Can you copy out the data exactly? Leave the images out.

___ Data records ___

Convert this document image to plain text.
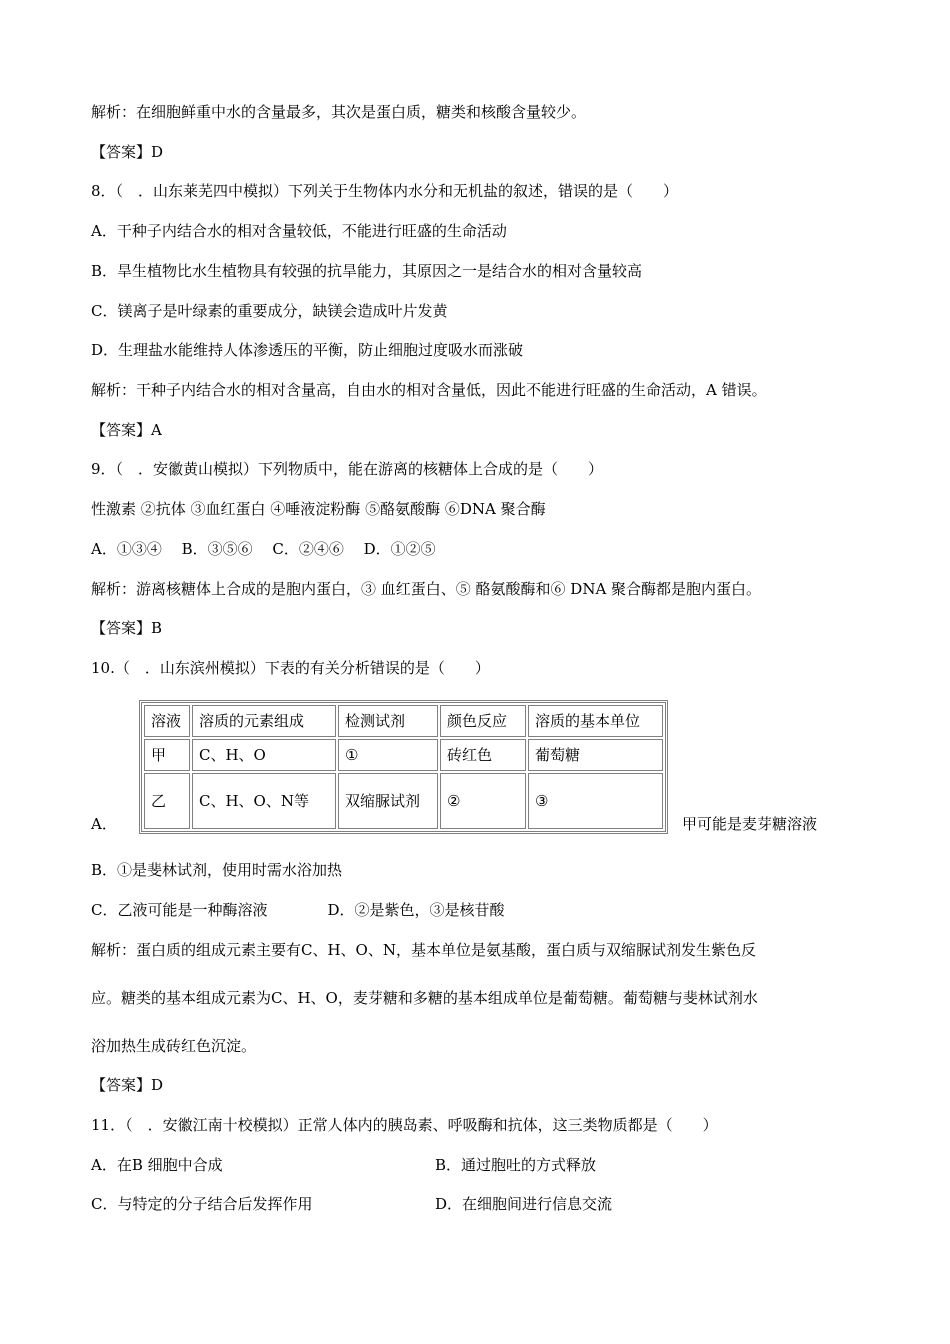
解析：在细胞鲜重中水的含量最多，其次是蛋白质，糖类和核酸含量较少。
【答案】D
8．（　．山东莱芜四中模拟）下列关于生物体内水分和无机盐的叙述，错误的是（　　）
A．干种子内结合水的相对含量较低，不能进行旺盛的生命活动
B．旱生植物比水生植物具有较强的抗旱能力，其原因之一是结合水的相对含量较高
C．镁离子是叶绿素的重要成分，缺镁会造成叶片发黄
D．生理盐水能维持人体渗透压的平衡，防止细胞过度吸水而涨破
解析：干种子内结合水的相对含量高，自由水的相对含量低，因此不能进行旺盛的生命活动，A 错误。
【答案】A
9．（　．安徽黄山模拟）下列物质中，能在游离的核糖体上合成的是（　　）
性激素 ②抗体 ③血红蛋白 ④唾液淀粉酶 ⑤酪氨酸酶 ⑥DNA 聚合酶
A．①③④　 B．③⑤⑥　 C．②④⑥　 D．①②⑤
解析：游离核糖体上合成的是胞内蛋白，③ 血红蛋白、⑤ 酪氨酸酶和⑥ DNA 聚合酶都是胞内蛋白。
【答案】B
10.（　．山东滨州模拟）下表的有关分析错误的是（　　）
溶液	溶质的元素组成	检测试剂	颜色反应	溶质的基本单位
甲	C、H、O	①	砖红色	葡萄糖
乙	C、H、O、N等	双缩脲试剂	②	③
A．	甲可能是麦芽糖溶液
B．①是斐林试剂，使用时需水浴加热
C．乙液可能是一种酶溶液　　　　D．②是紫色，③是核苷酸
解析：蛋白质的组成元素主要有C、H、O、N，基本单位是氨基酸，蛋白质与双缩脲试剂发生紫色反
应。糖类的基本组成元素为C、H、O，麦芽糖和多糖的基本组成单位是葡萄糖。葡萄糖与斐林试剂水
浴加热生成砖红色沉淀。
【答案】D
11．（　．安徽江南十校模拟）正常人体内的胰岛素、呼吸酶和抗体，这三类物质都是（　　）
A．在B 细胞中合成	B．通过胞吐的方式释放
C．与特定的分子结合后发挥作用	D．在细胞间进行信息交流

___

### Written response
Convert this document image to plain text.
解析：在细胞鲜重中水的含量最多，其次是蛋白质，糖类和核酸含量较少。
【答案】D
8．（　．山东莱芜四中模拟）下列关于生物体内水分和无机盐的叙述，错误的是（　　）
A．干种子内结合水的相对含量较低，不能进行旺盛的生命活动
B．旱生植物比水生植物具有较强的抗旱能力，其原因之一是结合水的相对含量较高
C．镁离子是叶绿素的重要成分，缺镁会造成叶片发黄
D．生理盐水能维持人体渗透压的平衡，防止细胞过度吸水而涨破
解析：干种子内结合水的相对含量高，自由水的相对含量低，因此不能进行旺盛的生命活动，A 错误。
【答案】A
9．（　．安徽黄山模拟）下列物质中，能在游离的核糖体上合成的是（　　）
性激素 ②抗体 ③血红蛋白 ④唾液淀粉酶 ⑤酪氨酸酶 ⑥DNA 聚合酶
A．①③④　 B．③⑤⑥　 C．②④⑥　 D．①②⑤
解析：游离核糖体上合成的是胞内蛋白，③ 血红蛋白、⑤ 酪氨酸酶和⑥ DNA 聚合酶都是胞内蛋白。
【答案】B
10.（　．山东滨州模拟）下表的有关分析错误的是（　　）
溶液	溶质的元素组成	检测试剂	颜色反应	溶质的基本单位
甲	C、H、O	①	砖红色	葡萄糖
乙	C、H、O、N等	双缩脲试剂	②	③
A．	甲可能是麦芽糖溶液
B．①是斐林试剂，使用时需水浴加热
C．乙液可能是一种酶溶液　　　　D．②是紫色，③是核苷酸
解析：蛋白质的组成元素主要有C、H、O、N，基本单位是氨基酸，蛋白质与双缩脲试剂发生紫色反
应。糖类的基本组成元素为C、H、O，麦芽糖和多糖的基本组成单位是葡萄糖。葡萄糖与斐林试剂水
浴加热生成砖红色沉淀。
【答案】D
11．（　．安徽江南十校模拟）正常人体内的胰岛素、呼吸酶和抗体，这三类物质都是（　　）
A．在B 细胞中合成	B．通过胞吐的方式释放
C．与特定的分子结合后发挥作用	D．在细胞间进行信息交流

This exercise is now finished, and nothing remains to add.